─── Document excerpt

Of those represented, Saskatchewan would appear to stand out. In that province, rules changed in 2020 mandating that agents be supervised until they sell 50 in-force policies. Under previous rules, the supervisory period for a new agent was two years. This was changed because the regulator, through a super audit of those who’d passed their two-year probationary period, found the majority of people who had supervision audits conducted, sold fewer than three policies during that time.

“Some of them had been licensed for two or more years and had never sold a policy, not even to themselves,” April Stadnek, executive director of the Insurance Councils of Saskatchewan states. “We felt that was an area that needed some further work. Individuals new to the industry should not be allowed out there on their own without actually understanding how policies work and how to sell that policy.” 

Today, she says the regulator does supervision audits regularly. “People come to us and request to be removed from supervision – they send us all of their policies and information,” Stadnek adds. The information required includes know-your-client type of information, whether the policies were replacement policies and if an assessment was done prior to selling the policy.

For those who are already licensed in another province, she says the regulator will not require the same degree of detail, but they will require the information about policies sold from the managing general agency (MGA) or insurers directly. “We want to make sure that the organizations that are supervising these individuals are (also) aware of what’s going on,” she adds.

The province also has an exemption for those who are registered but not actually selling policies – these licenses can be issued with conditions stating that the license is only good for the position in question. Should the agent move to another role or company, they may be required to go back on supervision.

──────
─── Entries

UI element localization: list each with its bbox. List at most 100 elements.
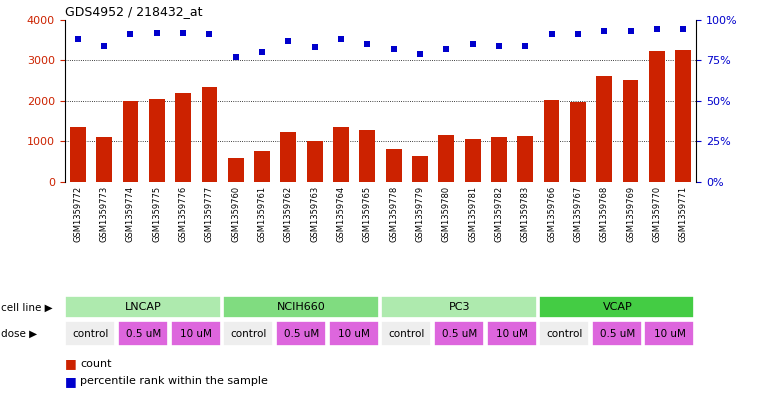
- Text: 10 uM: 10 uM: [496, 329, 528, 339]
- Bar: [540, 296, 695, 318]
- Text: GSM1359767: GSM1359767: [573, 185, 582, 242]
- Point: [546, 31, 558, 37]
- Point: [282, 38, 295, 44]
- Point: [309, 44, 321, 50]
- Point: [598, 28, 610, 34]
- Bar: [622, 80, 638, 182]
- Text: control: control: [231, 329, 267, 339]
- Text: GSM1359760: GSM1359760: [231, 185, 240, 242]
- Point: [677, 26, 689, 33]
- Point: [124, 31, 136, 37]
- Bar: [202, 86, 218, 182]
- Text: VCAP: VCAP: [603, 302, 632, 312]
- Text: dose ▶: dose ▶: [1, 329, 37, 339]
- Point: [203, 31, 215, 37]
- Bar: [224, 296, 379, 318]
- Bar: [465, 139, 480, 182]
- Text: NCIH660: NCIH660: [277, 302, 326, 312]
- Point: [98, 42, 110, 49]
- Text: 10 uM: 10 uM: [654, 329, 686, 339]
- Bar: [540, 321, 589, 346]
- Text: GSM1359782: GSM1359782: [495, 185, 504, 242]
- Bar: [645, 321, 695, 346]
- Bar: [381, 296, 537, 318]
- Bar: [276, 321, 326, 346]
- Text: 10 uM: 10 uM: [338, 329, 370, 339]
- Point: [651, 26, 663, 33]
- Bar: [70, 127, 86, 182]
- Text: GSM1359762: GSM1359762: [284, 185, 293, 242]
- Text: GSM1359763: GSM1359763: [310, 185, 319, 242]
- Point: [256, 49, 268, 55]
- Text: GSM1359766: GSM1359766: [547, 185, 556, 242]
- Point: [72, 36, 84, 42]
- Point: [440, 46, 452, 52]
- Text: GSM1359775: GSM1359775: [152, 185, 161, 242]
- Text: GSM1359778: GSM1359778: [389, 185, 398, 242]
- Text: GSM1359769: GSM1359769: [626, 185, 635, 242]
- Text: PC3: PC3: [449, 302, 470, 312]
- Point: [230, 54, 242, 60]
- Text: cell line ▶: cell line ▶: [1, 302, 53, 312]
- Bar: [675, 50, 691, 182]
- Text: count: count: [80, 358, 111, 369]
- Bar: [649, 51, 665, 182]
- Text: 10 uM: 10 uM: [180, 329, 212, 339]
- Text: GSM1359774: GSM1359774: [126, 185, 135, 242]
- Bar: [333, 127, 349, 182]
- Text: 0.5 uM: 0.5 uM: [442, 329, 477, 339]
- Bar: [491, 136, 507, 182]
- Text: GSM1359776: GSM1359776: [179, 185, 188, 242]
- Text: ■: ■: [65, 357, 76, 370]
- Point: [177, 29, 189, 36]
- Point: [361, 41, 374, 47]
- Text: control: control: [546, 329, 583, 339]
- Bar: [434, 321, 484, 346]
- Bar: [543, 100, 559, 182]
- Point: [414, 51, 426, 57]
- Bar: [307, 141, 323, 182]
- Text: 0.5 uM: 0.5 uM: [126, 329, 161, 339]
- Bar: [224, 321, 273, 346]
- Point: [493, 42, 505, 49]
- Bar: [228, 158, 244, 182]
- Text: GSM1359773: GSM1359773: [100, 185, 109, 242]
- Text: GSM1359764: GSM1359764: [336, 185, 345, 242]
- Text: control: control: [73, 329, 109, 339]
- Bar: [254, 151, 270, 182]
- Point: [335, 36, 347, 42]
- Bar: [592, 321, 642, 346]
- Bar: [517, 136, 533, 182]
- Bar: [412, 156, 428, 182]
- Text: GSM1359772: GSM1359772: [73, 185, 82, 242]
- Text: ■: ■: [65, 375, 76, 388]
- Bar: [486, 321, 537, 346]
- Bar: [96, 137, 112, 182]
- Bar: [386, 149, 402, 182]
- Text: percentile rank within the sample: percentile rank within the sample: [80, 376, 268, 386]
- Text: GSM1359761: GSM1359761: [257, 185, 266, 242]
- Text: GSM1359770: GSM1359770: [652, 185, 661, 242]
- Bar: [359, 130, 375, 182]
- Text: GSM1359781: GSM1359781: [468, 185, 477, 242]
- Point: [387, 46, 400, 52]
- Text: GSM1359765: GSM1359765: [363, 185, 372, 242]
- Bar: [381, 321, 431, 346]
- Point: [572, 31, 584, 37]
- Text: GSM1359777: GSM1359777: [205, 185, 214, 242]
- Bar: [175, 93, 191, 182]
- Text: GSM1359768: GSM1359768: [600, 185, 609, 242]
- Text: 0.5 uM: 0.5 uM: [284, 329, 319, 339]
- Point: [625, 28, 637, 34]
- Text: GSM1359779: GSM1359779: [416, 185, 425, 242]
- Point: [151, 29, 163, 36]
- Bar: [65, 321, 116, 346]
- Bar: [329, 321, 379, 346]
- Text: control: control: [389, 329, 425, 339]
- Point: [466, 41, 479, 47]
- Text: GSM1359783: GSM1359783: [521, 185, 530, 242]
- Text: 0.5 uM: 0.5 uM: [600, 329, 635, 339]
- Text: GDS4952 / 218432_at: GDS4952 / 218432_at: [65, 6, 202, 18]
- Text: LNCAP: LNCAP: [126, 302, 162, 312]
- Bar: [281, 132, 296, 182]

──────

Required task A: In the text on Saskatchewan's insurance agent supervision rules, how many in-force policies must a new agent sell before supervision can end?
Required task B: Continue the text on Saskatchewan's insurance agent supervision rules, picking up after its final sentence.

Final result A: 50 in-force policies.

Final result B:
Later, Stadnek puts figures to the problem of licensed agents who may not be conducting quality business or any business at all. “We’ve got people who are, in three years, selling 300 policies but don’t even have 150 policies retained. What business is being done here?” she asks, adding that the problem of agents selling policies to clients with lapsed or surrendered policies continues – many times with the agents going back to the same insurers. “Somebody should have picked up on this by now,” she adds.

Errors and omissions (E&O) insurance is another area where the regulator conducts audits. She says most are not aware of the rule that agents must notify the regulator if this coverage for their practice lapses. “If you don’t, we’re going to sanction you. We tend to find that people don’t take E&O nearly as seriously as they should. I know we all think we do really good business, but we’re all human and we all make mistakes. We have to make sure we have E&O in place to protect the consumer.” 

Janet Sinclair

British Columbia’s representative, Janet Sinclair, CEO of the Insurance Council of British Columbia added further colour to the discussion: Only 42 per cent of agents audited in the province were in compliance with their E&O requirements. “Not that people didn’t have E&O insurance, but the policies didn’t actually meet the requirements,” Sinclair says. Initiatives underway there to address the issue include work with the agencies selling E&O insurance and education and awareness work among agents to increase compliance.

British Columbia similarly has other figures, as well, which have the regulator looking at the education of agents in the province. This includes the fact that only 18 per cent of licensees there have more than five years of experience while 41 per cent have sold between zero and five policies. “We’re dealing with a new crowd,” she adds. “They need that supervision and guidance.” In addition to the 41 per cent who lacked business, 42 per cent had sold replacement contracts and 41 per cent were not familiar with their obligation to report suspicious transactions or unknown sources of funds.

What was especially notable, however, is the fact that 65 per cent of supervisors surveyed by the regulator didn’t know who they were supervising. “There’s obviously some work we need to do in this space,” she says.

What is also notable, Sinclair adds, is the number of cases the regulator has underway where clients have complained because they can’t afford their coverage. “We’re seeing individuals with low, very low annual incomes and they’re buying policies where the premiums are thousands of dollars a year. How are they paying those payments? How are these things getting through the MGA? How are they getting through the insurer?” Sinclair says these questions are what the regulator is becoming increasingly curious about. “In British Columbia we have a government that is very interested in unknown sources of funds,” she says. “As an agency of the government, their expectation is that we would be paying attention to that, as well.”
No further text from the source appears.